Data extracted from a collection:
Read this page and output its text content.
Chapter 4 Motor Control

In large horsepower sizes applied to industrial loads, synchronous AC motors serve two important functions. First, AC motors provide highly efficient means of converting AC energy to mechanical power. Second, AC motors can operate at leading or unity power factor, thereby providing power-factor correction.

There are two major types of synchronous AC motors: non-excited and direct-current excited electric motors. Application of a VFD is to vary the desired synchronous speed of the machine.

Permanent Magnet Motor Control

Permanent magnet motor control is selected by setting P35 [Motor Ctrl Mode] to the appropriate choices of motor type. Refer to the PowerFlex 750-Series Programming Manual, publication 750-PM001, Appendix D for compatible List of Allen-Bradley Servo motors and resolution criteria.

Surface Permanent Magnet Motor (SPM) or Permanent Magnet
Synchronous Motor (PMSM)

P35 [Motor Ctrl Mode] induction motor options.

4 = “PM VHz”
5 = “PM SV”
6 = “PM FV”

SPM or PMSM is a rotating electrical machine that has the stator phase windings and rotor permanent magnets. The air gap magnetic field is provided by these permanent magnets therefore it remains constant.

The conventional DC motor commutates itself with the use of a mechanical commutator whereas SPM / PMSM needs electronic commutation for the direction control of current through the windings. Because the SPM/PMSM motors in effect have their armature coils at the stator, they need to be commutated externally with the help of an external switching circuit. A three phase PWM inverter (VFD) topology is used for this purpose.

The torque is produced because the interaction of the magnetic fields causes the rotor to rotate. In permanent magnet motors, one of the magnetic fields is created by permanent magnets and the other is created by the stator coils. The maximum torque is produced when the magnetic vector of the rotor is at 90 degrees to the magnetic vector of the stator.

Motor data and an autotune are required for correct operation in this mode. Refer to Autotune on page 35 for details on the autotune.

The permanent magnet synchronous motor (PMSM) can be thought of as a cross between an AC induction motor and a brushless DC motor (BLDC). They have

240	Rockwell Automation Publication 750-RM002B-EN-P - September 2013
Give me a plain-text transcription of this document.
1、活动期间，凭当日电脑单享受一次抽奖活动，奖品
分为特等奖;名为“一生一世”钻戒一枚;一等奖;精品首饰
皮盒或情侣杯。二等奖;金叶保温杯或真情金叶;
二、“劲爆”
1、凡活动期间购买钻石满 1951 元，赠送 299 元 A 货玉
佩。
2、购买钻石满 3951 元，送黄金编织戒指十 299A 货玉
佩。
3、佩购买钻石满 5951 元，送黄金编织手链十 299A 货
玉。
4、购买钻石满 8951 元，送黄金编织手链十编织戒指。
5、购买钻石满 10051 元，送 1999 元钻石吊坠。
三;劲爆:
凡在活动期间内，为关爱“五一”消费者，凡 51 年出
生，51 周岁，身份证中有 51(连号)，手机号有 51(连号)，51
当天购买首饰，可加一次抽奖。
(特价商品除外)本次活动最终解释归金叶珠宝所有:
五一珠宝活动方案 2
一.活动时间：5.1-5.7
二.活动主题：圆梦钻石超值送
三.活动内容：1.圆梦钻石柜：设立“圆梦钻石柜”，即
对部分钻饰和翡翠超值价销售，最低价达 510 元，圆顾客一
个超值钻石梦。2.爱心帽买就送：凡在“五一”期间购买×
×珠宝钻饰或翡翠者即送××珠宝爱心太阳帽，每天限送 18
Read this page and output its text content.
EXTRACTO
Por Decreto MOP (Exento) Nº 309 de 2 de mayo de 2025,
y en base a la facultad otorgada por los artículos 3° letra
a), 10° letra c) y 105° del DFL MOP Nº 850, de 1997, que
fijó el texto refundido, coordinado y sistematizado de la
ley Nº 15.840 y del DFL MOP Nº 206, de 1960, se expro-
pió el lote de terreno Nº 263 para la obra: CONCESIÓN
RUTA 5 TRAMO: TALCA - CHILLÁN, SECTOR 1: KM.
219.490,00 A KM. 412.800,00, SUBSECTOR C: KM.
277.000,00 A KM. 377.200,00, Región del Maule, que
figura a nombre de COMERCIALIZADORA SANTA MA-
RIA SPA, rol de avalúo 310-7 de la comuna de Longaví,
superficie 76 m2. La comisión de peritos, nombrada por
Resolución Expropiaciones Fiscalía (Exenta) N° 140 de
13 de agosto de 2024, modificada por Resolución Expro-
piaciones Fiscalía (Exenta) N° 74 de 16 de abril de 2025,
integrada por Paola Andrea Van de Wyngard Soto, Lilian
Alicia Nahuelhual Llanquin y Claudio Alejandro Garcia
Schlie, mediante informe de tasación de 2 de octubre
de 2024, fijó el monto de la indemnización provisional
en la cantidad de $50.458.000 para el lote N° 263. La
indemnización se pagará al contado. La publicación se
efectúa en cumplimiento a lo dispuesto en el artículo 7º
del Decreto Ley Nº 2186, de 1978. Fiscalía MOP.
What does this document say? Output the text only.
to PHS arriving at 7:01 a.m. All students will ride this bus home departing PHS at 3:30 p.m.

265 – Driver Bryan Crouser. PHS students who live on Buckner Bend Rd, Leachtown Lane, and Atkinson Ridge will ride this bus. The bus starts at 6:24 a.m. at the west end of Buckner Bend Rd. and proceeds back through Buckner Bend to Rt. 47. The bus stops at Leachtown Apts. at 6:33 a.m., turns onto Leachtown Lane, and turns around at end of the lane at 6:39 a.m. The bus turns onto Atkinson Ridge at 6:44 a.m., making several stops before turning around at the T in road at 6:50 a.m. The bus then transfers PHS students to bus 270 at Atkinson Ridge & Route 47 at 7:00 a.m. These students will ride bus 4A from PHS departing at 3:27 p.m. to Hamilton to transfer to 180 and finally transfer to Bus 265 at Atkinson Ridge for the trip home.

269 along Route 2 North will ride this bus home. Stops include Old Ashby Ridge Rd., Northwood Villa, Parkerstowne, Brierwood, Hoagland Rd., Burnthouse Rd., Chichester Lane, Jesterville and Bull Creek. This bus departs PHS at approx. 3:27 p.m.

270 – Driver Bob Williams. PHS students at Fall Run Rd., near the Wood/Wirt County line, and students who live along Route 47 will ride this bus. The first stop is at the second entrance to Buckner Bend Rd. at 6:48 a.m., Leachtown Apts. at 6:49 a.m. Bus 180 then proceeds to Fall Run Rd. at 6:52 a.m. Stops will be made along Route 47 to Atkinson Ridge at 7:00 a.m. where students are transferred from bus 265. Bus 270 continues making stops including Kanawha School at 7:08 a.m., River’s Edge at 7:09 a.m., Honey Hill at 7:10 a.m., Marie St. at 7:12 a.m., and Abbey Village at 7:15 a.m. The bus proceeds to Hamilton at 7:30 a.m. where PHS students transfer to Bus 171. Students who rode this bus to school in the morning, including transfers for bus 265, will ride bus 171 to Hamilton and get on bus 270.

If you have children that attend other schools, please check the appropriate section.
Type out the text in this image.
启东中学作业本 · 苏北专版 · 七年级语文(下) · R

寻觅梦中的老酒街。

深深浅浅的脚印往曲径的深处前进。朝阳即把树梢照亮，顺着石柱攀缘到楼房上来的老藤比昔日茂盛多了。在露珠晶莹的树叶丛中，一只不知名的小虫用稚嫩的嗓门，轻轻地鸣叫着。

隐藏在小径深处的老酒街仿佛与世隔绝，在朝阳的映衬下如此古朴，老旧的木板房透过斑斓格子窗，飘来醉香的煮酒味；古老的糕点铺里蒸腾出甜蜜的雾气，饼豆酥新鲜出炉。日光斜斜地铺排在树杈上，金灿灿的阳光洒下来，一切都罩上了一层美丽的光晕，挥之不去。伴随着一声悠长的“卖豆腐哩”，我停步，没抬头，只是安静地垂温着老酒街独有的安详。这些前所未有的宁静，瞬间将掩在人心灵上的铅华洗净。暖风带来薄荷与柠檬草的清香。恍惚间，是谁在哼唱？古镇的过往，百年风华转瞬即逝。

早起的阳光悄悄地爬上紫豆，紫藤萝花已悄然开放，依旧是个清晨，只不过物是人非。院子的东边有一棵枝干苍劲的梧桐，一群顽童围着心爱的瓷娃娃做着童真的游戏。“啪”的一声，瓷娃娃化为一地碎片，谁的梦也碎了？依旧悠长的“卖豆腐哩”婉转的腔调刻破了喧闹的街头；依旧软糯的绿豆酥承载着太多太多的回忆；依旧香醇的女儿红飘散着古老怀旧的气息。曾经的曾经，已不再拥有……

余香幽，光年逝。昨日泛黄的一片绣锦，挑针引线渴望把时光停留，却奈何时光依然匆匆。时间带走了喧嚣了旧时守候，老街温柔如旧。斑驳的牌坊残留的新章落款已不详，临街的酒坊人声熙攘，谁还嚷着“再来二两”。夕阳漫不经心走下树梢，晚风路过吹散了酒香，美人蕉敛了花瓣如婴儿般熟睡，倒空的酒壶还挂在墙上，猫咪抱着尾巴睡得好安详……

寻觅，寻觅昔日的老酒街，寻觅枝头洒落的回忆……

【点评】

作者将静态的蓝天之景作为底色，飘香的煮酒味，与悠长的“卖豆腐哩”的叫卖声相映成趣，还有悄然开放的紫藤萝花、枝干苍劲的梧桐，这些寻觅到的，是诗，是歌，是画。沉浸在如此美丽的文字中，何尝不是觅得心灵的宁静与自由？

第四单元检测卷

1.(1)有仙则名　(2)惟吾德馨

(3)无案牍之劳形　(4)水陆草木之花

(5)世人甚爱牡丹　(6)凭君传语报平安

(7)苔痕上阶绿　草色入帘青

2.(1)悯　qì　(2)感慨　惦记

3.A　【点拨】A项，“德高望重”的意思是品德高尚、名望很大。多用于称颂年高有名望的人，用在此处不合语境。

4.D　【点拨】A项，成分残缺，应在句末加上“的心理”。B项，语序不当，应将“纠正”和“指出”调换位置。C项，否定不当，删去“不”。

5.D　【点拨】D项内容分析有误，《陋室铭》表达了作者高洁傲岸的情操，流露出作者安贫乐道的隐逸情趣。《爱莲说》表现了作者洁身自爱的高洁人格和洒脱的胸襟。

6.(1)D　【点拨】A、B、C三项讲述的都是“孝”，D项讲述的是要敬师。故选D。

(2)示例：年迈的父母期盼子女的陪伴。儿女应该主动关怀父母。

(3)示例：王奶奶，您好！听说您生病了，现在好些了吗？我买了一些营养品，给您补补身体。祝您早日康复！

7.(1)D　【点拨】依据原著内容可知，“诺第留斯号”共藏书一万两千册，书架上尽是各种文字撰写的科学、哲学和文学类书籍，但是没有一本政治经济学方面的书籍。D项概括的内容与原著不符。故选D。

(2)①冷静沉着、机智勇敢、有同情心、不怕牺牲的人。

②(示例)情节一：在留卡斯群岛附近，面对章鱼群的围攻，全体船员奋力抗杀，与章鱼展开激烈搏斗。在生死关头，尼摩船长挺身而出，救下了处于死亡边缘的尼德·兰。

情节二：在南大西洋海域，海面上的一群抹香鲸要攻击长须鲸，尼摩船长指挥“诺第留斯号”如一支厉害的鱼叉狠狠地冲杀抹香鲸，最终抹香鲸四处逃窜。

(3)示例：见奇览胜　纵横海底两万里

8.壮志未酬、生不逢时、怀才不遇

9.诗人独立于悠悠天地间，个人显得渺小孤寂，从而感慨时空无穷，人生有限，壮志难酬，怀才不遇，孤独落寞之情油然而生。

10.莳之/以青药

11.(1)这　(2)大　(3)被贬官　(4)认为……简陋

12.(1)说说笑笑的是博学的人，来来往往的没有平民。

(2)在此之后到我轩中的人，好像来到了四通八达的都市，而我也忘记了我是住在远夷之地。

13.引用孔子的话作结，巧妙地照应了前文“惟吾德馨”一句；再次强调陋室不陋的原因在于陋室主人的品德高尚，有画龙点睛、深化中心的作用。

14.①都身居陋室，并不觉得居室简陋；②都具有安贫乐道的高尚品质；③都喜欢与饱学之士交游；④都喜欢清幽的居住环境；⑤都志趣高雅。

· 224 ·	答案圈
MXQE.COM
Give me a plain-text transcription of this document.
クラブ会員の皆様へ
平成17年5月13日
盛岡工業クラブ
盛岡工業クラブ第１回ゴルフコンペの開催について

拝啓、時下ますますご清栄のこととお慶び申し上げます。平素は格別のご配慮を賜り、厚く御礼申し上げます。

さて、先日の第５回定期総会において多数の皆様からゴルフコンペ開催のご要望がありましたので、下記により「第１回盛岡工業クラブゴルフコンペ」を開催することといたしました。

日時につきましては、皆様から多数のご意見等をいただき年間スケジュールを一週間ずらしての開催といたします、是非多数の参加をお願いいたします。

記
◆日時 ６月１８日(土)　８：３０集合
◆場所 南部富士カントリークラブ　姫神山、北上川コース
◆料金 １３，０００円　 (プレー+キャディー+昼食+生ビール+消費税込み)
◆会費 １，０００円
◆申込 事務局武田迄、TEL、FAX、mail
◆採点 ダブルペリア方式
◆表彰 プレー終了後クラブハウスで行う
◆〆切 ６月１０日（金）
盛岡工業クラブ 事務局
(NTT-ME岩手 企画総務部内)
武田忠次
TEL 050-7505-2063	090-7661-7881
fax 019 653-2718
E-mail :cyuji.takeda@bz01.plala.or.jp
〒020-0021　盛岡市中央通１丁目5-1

• Goal of the exercise
Identify the lines in the entries above that contain "phase", then copy them out.

• Solved problem
SPM or PMSM is a rotating electrical machine that has the stator phase windings and rotor permanent magnets. The air gap magnetic field is provided by these permanent magnets therefore it remains constant.
The conventional DC motor commutates itself with the use of a mechanical commutator whereas SPM / PMSM needs electronic commutation for the direction control of current through the windings. Because the SPM/PMSM motors in effect have their armature coils at the stator, they need to be commutated externally with the help of an external switching circuit. A three phase PWM inverter (VFD) topology is used for this purpose.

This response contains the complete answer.